(Dataset rows)
────────

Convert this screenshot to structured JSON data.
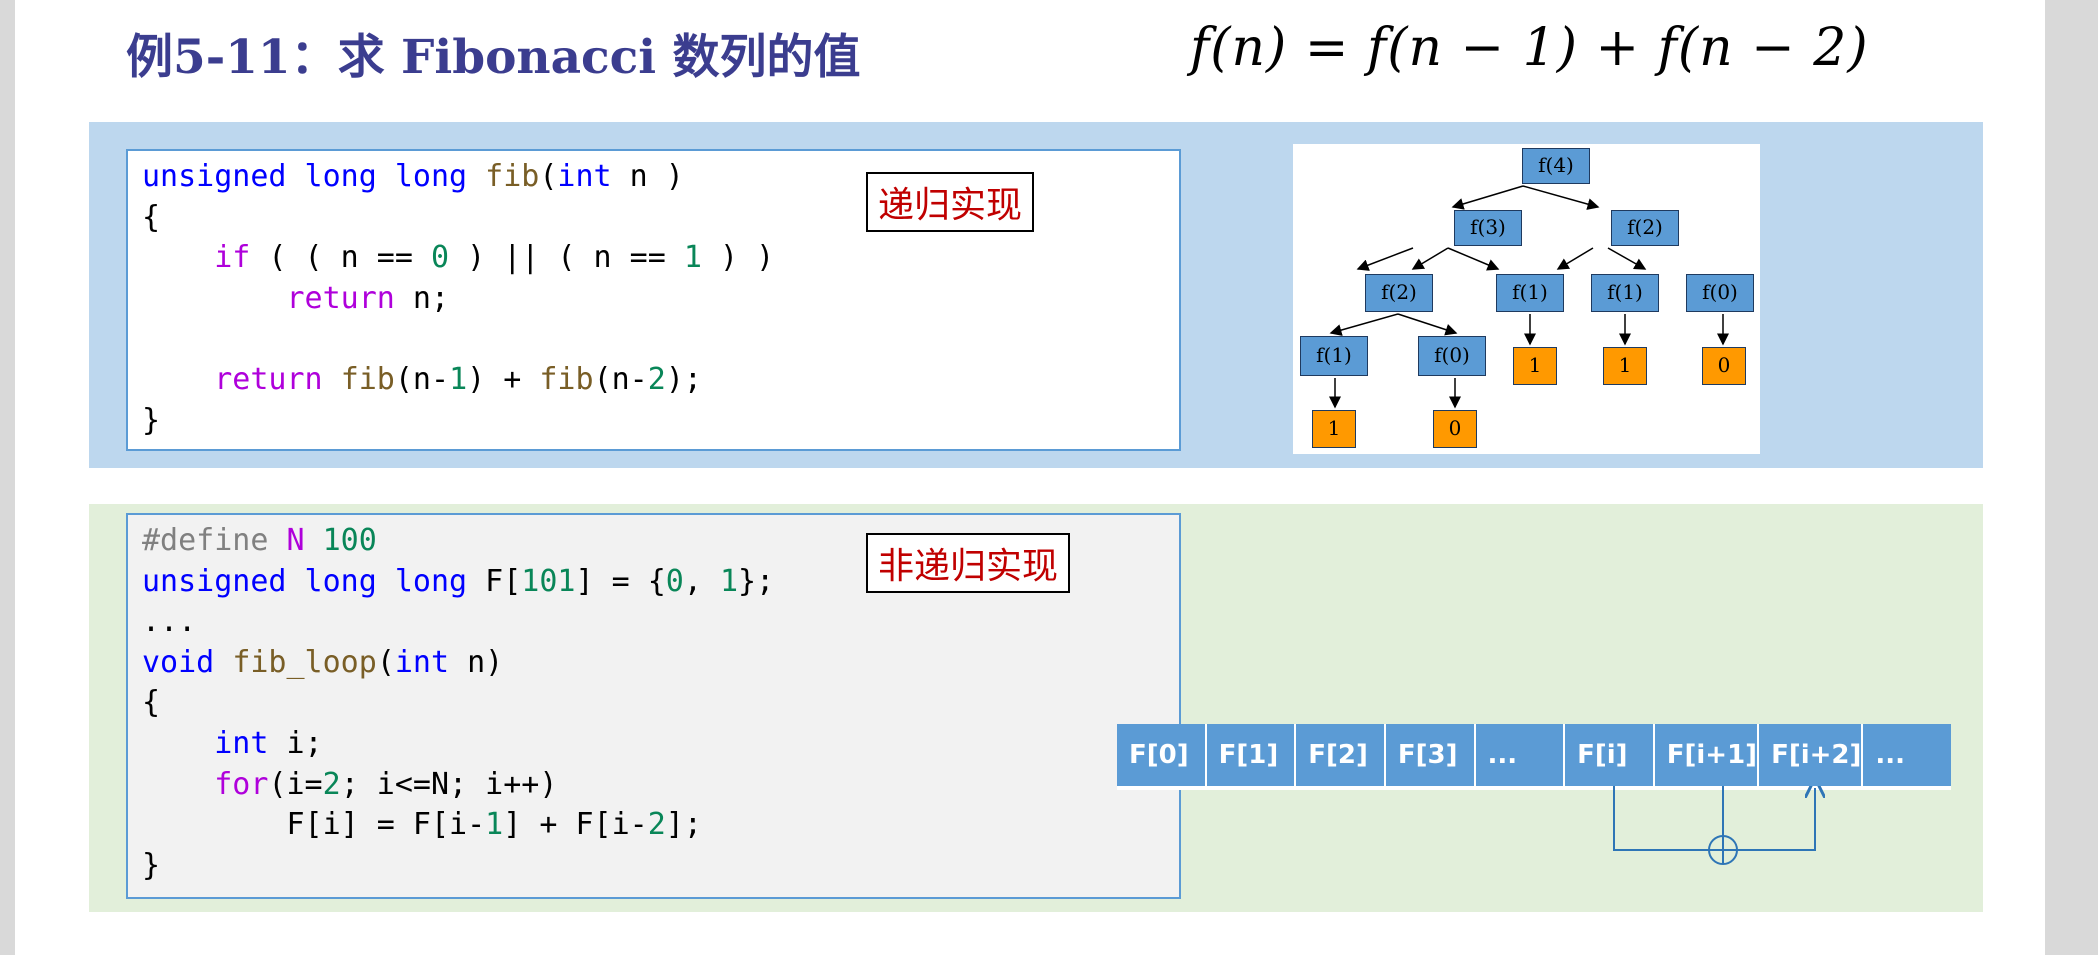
{
  "title": "例5-11：求 Fibonacci 数列的值",
  "formula": {
    "lhs": "f(n)",
    "eq": "=",
    "t1": "f(n − 1)",
    "plus": "+",
    "t2": "f(n − 2)"
  },
  "recursive": {
    "tag": "递归实现",
    "code": [
      [
        {
          "t": "unsigned long long ",
          "c": "kw"
        },
        {
          "t": "fib",
          "c": "fn"
        },
        {
          "t": "(",
          "c": ""
        },
        {
          "t": "int",
          "c": "kw"
        },
        {
          "t": " n )",
          "c": ""
        }
      ],
      [
        {
          "t": "{",
          "c": ""
        }
      ],
      [
        {
          "t": "    ",
          "c": ""
        },
        {
          "t": "if",
          "c": "kw2"
        },
        {
          "t": " ( ( n == ",
          "c": ""
        },
        {
          "t": "0",
          "c": "num"
        },
        {
          "t": " ) || ( n == ",
          "c": ""
        },
        {
          "t": "1",
          "c": "num"
        },
        {
          "t": " ) )",
          "c": ""
        }
      ],
      [
        {
          "t": "        ",
          "c": ""
        },
        {
          "t": "return",
          "c": "kw2"
        },
        {
          "t": " n;",
          "c": ""
        }
      ],
      [
        {
          "t": "",
          "c": ""
        }
      ],
      [
        {
          "t": "    ",
          "c": ""
        },
        {
          "t": "return",
          "c": "kw2"
        },
        {
          "t": " ",
          "c": ""
        },
        {
          "t": "fib",
          "c": "fn"
        },
        {
          "t": "(n-",
          "c": ""
        },
        {
          "t": "1",
          "c": "num"
        },
        {
          "t": ") + ",
          "c": ""
        },
        {
          "t": "fib",
          "c": "fn"
        },
        {
          "t": "(n-",
          "c": ""
        },
        {
          "t": "2",
          "c": "num"
        },
        {
          "t": ");",
          "c": ""
        }
      ],
      [
        {
          "t": "}",
          "c": ""
        }
      ]
    ]
  },
  "iterative": {
    "tag": "非递归实现",
    "code": [
      [
        {
          "t": "#define",
          "c": "pp"
        },
        {
          "t": " ",
          "c": ""
        },
        {
          "t": "N",
          "c": "macro"
        },
        {
          "t": " ",
          "c": ""
        },
        {
          "t": "100",
          "c": "num"
        }
      ],
      [
        {
          "t": "unsigned long long ",
          "c": "kw"
        },
        {
          "t": "F[",
          "c": ""
        },
        {
          "t": "101",
          "c": "num"
        },
        {
          "t": "] = {",
          "c": ""
        },
        {
          "t": "0",
          "c": "num"
        },
        {
          "t": ", ",
          "c": ""
        },
        {
          "t": "1",
          "c": "num"
        },
        {
          "t": "};",
          "c": ""
        }
      ],
      [
        {
          "t": "...",
          "c": ""
        }
      ],
      [
        {
          "t": "void",
          "c": "kw"
        },
        {
          "t": " ",
          "c": ""
        },
        {
          "t": "fib_loop",
          "c": "fn"
        },
        {
          "t": "(",
          "c": ""
        },
        {
          "t": "int",
          "c": "kw"
        },
        {
          "t": " n)",
          "c": ""
        }
      ],
      [
        {
          "t": "{",
          "c": ""
        }
      ],
      [
        {
          "t": "    ",
          "c": ""
        },
        {
          "t": "int",
          "c": "kw"
        },
        {
          "t": " i;",
          "c": ""
        }
      ],
      [
        {
          "t": "    ",
          "c": ""
        },
        {
          "t": "for",
          "c": "kw2"
        },
        {
          "t": "(i=",
          "c": ""
        },
        {
          "t": "2",
          "c": "num"
        },
        {
          "t": "; i<=N; i++)",
          "c": ""
        }
      ],
      [
        {
          "t": "        F[i] = F[i-",
          "c": ""
        },
        {
          "t": "1",
          "c": "num"
        },
        {
          "t": "] + F[i-",
          "c": ""
        },
        {
          "t": "2",
          "c": "num"
        },
        {
          "t": "];",
          "c": ""
        }
      ],
      [
        {
          "t": "}",
          "c": ""
        }
      ]
    ]
  },
  "tree": {
    "root": "f(4)",
    "l1": [
      "f(3)",
      "f(2)"
    ],
    "l2": [
      "f(2)",
      "f(1)",
      "f(1)",
      "f(0)"
    ],
    "l3": [
      "f(1)",
      "f(0)"
    ],
    "leaves_mid": [
      "1",
      "1",
      "0"
    ],
    "leaves_bottom": [
      "1",
      "0"
    ]
  },
  "array_cells": [
    "F[0]",
    "F[1]",
    "F[2]",
    "F[3]",
    "...",
    "F[i]",
    "F[i+1]",
    "F[i+2]",
    "..."
  ],
  "colors": {
    "title": "#3b3d8f",
    "blue_panel": "#bdd7ee",
    "green_panel": "#e2efda",
    "node": "#5b9bd5",
    "leaf": "#ff9900",
    "tag_text": "#c00000"
  }
}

────────

• _What the task requires_
Each line in the records above should be reproduced exactly; images are not copied.

• _Expected answer_
Convert this screenshot to structured JSON data.
{
  "title": "例5-11：求 Fibonacci 数列的值",
  "formula": {
    "lhs": "f(n)",
    "eq": "=",
    "t1": "f(n − 1)",
    "plus": "+",
    "t2": "f(n − 2)"
  },
  "recursive": {
    "tag": "递归实现",
    "code": [
      [
        {
          "t": "unsigned long long ",
          "c": "kw"
        },
        {
          "t": "fib",
          "c": "fn"
        },
        {
          "t": "(",
          "c": ""
        },
        {
          "t": "int",
          "c": "kw"
        },
        {
          "t": " n )",
          "c": ""
        }
      ],
      [
        {
          "t": "{",
          "c": ""
        }
      ],
      [
        {
          "t": "    ",
          "c": ""
        },
        {
          "t": "if",
          "c": "kw2"
        },
        {
          "t": " ( ( n == ",
          "c": ""
        },
        {
          "t": "0",
          "c": "num"
        },
        {
          "t": " ) || ( n == ",
          "c": ""
        },
        {
          "t": "1",
          "c": "num"
        },
        {
          "t": " ) )",
          "c": ""
        }
      ],
      [
        {
          "t": "        ",
          "c": ""
        },
        {
          "t": "return",
          "c": "kw2"
        },
        {
          "t": " n;",
          "c": ""
        }
      ],
      [
        {
          "t": "",
          "c": ""
        }
      ],
      [
        {
          "t": "    ",
          "c": ""
        },
        {
          "t": "return",
          "c": "kw2"
        },
        {
          "t": " ",
          "c": ""
        },
        {
          "t": "fib",
          "c": "fn"
        },
        {
          "t": "(n-",
          "c": ""
        },
        {
          "t": "1",
          "c": "num"
        },
        {
          "t": ") + ",
          "c": ""
        },
        {
          "t": "fib",
          "c": "fn"
        },
        {
          "t": "(n-",
          "c": ""
        },
        {
          "t": "2",
          "c": "num"
        },
        {
          "t": ");",
          "c": ""
        }
      ],
      [
        {
          "t": "}",
          "c": ""
        }
      ]
    ]
  },
  "iterative": {
    "tag": "非递归实现",
    "code": [
      [
        {
          "t": "#define",
          "c": "pp"
        },
        {
          "t": " ",
          "c": ""
        },
        {
          "t": "N",
          "c": "macro"
        },
        {
          "t": " ",
          "c": ""
        },
        {
          "t": "100",
          "c": "num"
        }
      ],
      [
        {
          "t": "unsigned long long ",
          "c": "kw"
        },
        {
          "t": "F[",
          "c": ""
        },
        {
          "t": "101",
          "c": "num"
        },
        {
          "t": "] = {",
          "c": ""
        },
        {
          "t": "0",
          "c": "num"
        },
        {
          "t": ", ",
          "c": ""
        },
        {
          "t": "1",
          "c": "num"
        },
        {
          "t": "};",
          "c": ""
        }
      ],
      [
        {
          "t": "...",
          "c": ""
        }
      ],
      [
        {
          "t": "void",
          "c": "kw"
        },
        {
          "t": " ",
          "c": ""
        },
        {
          "t": "fib_loop",
          "c": "fn"
        },
        {
          "t": "(",
          "c": ""
        },
        {
          "t": "int",
          "c": "kw"
        },
        {
          "t": " n)",
          "c": ""
        }
      ],
      [
        {
          "t": "{",
          "c": ""
        }
      ],
      [
        {
          "t": "    ",
          "c": ""
        },
        {
          "t": "int",
          "c": "kw"
        },
        {
          "t": " i;",
          "c": ""
        }
      ],
      [
        {
          "t": "    ",
          "c": ""
        },
        {
          "t": "for",
          "c": "kw2"
        },
        {
          "t": "(i=",
          "c": ""
        },
        {
          "t": "2",
          "c": "num"
        },
        {
          "t": "; i<=N; i++)",
          "c": ""
        }
      ],
      [
        {
          "t": "        F[i] = F[i-",
          "c": ""
        },
        {
          "t": "1",
          "c": "num"
        },
        {
          "t": "] + F[i-",
          "c": ""
        },
        {
          "t": "2",
          "c": "num"
        },
        {
          "t": "];",
          "c": ""
        }
      ],
      [
        {
          "t": "}",
          "c": ""
        }
      ]
    ]
  },
  "tree": {
    "root": "f(4)",
    "l1": [
      "f(3)",
      "f(2)"
    ],
    "l2": [
      "f(2)",
      "f(1)",
      "f(1)",
      "f(0)"
    ],
    "l3": [
      "f(1)",
      "f(0)"
    ],
    "leaves_mid": [
      "1",
      "1",
      "0"
    ],
    "leaves_bottom": [
      "1",
      "0"
    ]
  },
  "array_cells": [
    "F[0]",
    "F[1]",
    "F[2]",
    "F[3]",
    "...",
    "F[i]",
    "F[i+1]",
    "F[i+2]",
    "..."
  ],
  "colors": {
    "title": "#3b3d8f",
    "blue_panel": "#bdd7ee",
    "green_panel": "#e2efda",
    "node": "#5b9bd5",
    "leaf": "#ff9900",
    "tag_text": "#c00000"
  }
}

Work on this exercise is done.